(Bounding box entries)

*****

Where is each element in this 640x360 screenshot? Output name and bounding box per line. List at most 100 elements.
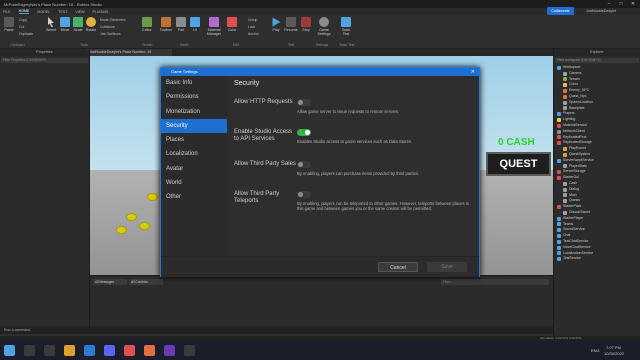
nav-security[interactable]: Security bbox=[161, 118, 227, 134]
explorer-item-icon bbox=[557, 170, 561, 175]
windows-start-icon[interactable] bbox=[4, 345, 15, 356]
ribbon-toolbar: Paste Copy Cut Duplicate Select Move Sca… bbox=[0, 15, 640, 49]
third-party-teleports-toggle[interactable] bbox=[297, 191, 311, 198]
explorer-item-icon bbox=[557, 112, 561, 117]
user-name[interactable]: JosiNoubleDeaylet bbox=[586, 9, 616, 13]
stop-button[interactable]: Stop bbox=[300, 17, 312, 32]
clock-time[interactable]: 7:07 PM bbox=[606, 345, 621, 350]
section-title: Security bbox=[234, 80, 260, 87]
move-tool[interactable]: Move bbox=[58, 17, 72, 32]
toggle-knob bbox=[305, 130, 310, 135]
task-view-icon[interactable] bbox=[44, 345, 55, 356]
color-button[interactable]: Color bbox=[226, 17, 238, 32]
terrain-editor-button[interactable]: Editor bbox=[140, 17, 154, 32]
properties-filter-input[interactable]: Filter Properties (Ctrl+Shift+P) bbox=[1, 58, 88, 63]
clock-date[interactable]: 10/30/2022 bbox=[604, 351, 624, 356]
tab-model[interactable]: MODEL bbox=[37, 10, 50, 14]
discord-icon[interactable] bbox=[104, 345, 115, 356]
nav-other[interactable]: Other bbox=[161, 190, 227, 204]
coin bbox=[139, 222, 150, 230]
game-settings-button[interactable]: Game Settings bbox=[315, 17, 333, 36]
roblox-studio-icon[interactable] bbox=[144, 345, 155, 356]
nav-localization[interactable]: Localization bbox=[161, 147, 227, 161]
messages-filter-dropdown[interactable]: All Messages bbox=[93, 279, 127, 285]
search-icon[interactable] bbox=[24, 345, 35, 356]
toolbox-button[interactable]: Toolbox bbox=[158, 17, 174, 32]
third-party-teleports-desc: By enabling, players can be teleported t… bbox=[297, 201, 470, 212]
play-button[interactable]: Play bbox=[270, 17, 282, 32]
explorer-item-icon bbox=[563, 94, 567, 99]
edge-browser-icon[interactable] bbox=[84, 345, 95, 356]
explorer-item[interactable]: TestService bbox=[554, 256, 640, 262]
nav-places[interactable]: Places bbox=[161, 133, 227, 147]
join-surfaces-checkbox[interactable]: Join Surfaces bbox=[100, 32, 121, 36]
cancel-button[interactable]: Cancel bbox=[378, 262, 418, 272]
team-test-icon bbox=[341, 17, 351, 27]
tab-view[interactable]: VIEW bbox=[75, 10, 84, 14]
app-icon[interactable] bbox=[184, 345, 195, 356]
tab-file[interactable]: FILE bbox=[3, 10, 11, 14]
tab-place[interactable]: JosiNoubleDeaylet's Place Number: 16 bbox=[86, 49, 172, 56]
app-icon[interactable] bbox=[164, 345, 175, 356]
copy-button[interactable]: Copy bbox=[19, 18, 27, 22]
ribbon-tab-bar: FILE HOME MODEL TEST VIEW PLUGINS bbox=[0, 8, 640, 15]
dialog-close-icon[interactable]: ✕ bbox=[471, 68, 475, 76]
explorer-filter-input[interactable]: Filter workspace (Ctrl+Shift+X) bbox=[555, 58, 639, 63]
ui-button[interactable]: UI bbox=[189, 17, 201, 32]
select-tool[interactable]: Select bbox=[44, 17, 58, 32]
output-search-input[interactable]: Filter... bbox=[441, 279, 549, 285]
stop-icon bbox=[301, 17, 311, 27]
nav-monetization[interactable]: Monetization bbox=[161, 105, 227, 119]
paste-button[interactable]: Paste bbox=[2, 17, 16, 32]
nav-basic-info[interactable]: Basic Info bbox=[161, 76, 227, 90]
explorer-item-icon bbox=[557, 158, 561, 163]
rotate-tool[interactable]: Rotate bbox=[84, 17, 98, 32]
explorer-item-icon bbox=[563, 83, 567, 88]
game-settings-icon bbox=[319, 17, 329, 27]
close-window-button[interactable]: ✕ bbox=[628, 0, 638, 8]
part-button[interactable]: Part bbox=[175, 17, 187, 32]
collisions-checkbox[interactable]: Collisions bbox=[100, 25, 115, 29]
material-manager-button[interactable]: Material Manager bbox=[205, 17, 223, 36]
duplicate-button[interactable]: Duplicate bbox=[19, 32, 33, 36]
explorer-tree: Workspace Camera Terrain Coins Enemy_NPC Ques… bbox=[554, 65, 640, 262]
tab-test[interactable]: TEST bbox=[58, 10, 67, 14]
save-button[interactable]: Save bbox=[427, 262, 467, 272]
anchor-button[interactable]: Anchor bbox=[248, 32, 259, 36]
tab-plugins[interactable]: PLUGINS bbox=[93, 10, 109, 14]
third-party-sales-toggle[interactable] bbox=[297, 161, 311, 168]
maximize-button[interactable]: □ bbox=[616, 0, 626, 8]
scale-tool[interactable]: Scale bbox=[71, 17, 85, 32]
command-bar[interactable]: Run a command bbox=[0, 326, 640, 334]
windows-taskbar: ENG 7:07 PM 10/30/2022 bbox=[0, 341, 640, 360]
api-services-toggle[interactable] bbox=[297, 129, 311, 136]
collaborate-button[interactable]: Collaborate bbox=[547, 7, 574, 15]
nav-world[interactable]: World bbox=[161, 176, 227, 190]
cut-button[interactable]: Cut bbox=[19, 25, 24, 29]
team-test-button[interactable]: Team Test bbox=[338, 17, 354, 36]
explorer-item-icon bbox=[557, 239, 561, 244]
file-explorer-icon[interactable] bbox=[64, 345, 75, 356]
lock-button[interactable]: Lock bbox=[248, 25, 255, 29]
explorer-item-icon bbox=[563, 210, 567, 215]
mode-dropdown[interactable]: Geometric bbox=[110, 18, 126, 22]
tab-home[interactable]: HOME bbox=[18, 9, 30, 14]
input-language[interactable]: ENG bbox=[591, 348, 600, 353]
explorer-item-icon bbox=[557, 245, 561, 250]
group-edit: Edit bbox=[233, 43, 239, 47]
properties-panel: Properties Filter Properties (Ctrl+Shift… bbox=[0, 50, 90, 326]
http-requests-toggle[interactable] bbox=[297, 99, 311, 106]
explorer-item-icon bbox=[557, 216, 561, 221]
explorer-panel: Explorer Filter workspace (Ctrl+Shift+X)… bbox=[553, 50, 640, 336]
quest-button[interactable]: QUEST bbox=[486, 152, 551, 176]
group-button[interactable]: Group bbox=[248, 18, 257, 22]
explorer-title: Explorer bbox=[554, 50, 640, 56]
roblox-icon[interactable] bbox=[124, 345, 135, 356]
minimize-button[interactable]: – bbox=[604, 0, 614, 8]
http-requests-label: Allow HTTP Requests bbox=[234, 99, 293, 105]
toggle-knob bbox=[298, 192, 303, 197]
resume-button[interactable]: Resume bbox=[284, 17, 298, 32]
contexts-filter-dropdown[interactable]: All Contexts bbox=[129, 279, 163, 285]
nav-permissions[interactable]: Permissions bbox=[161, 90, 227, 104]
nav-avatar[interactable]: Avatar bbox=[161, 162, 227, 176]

*****

▸ OBJECTIVE
Format the data from the line containing "nav-security[interactable]: Security bbox=[161, 118, 227, 134]" to the line containing "9, 616, 13]" as a Markdown table with the columns Row and Entry. Put a row number in Row and the full line in Entry, and skip any blank lines.

▸ CORRECT ANSWER
| Row | Entry |
|---|---|
| 1 | nav-security[interactable]: Security bbox=[161, 118, 227, 134] |
| 2 | explorer-item-icon bbox=[557, 170, 561, 175] |
| 3 | windows-start-icon[interactable] bbox=[4, 345, 15, 356] |
| 4 | ribbon-toolbar: Paste Copy Cut Duplicate Select Move Sca… bbox=[0, 15, 640, 49] |
| 5 | third-party-teleports-toggle[interactable] bbox=[297, 191, 311, 198] |
| 6 | explorer-item-icon bbox=[557, 112, 561, 117] |
| 7 | user-name[interactable]: JosiNoubleDeaylet bbox=[586, 9, 616, 13] |